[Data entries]
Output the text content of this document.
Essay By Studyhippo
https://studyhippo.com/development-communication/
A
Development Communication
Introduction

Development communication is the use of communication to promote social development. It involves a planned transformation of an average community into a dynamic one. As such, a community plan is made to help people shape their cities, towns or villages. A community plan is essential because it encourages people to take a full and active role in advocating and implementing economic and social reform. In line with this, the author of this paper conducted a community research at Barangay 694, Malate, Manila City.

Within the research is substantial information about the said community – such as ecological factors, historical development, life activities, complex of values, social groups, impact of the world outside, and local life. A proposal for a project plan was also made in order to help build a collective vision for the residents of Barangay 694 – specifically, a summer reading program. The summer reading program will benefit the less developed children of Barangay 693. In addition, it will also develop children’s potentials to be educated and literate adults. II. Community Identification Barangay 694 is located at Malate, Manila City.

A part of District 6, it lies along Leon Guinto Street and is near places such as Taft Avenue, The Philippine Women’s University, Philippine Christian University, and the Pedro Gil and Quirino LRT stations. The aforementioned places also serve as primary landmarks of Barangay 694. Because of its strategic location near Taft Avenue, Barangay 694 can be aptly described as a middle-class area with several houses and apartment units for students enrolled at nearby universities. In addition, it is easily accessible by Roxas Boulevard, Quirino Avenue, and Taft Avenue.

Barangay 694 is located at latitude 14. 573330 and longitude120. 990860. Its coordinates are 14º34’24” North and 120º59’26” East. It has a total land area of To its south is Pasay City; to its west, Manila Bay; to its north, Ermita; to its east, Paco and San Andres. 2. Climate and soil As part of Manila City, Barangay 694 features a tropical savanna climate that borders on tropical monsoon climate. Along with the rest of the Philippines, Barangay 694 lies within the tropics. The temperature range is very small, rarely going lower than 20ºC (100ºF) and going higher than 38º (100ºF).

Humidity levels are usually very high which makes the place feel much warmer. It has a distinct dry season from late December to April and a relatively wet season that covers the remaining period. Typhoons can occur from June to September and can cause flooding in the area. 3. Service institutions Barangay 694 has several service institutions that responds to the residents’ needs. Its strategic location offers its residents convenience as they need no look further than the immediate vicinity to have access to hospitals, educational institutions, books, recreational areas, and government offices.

▸ Task requirements
Among the entries above, how many lines hold the word "this"? Reply with only that number.

▸ Solution below
2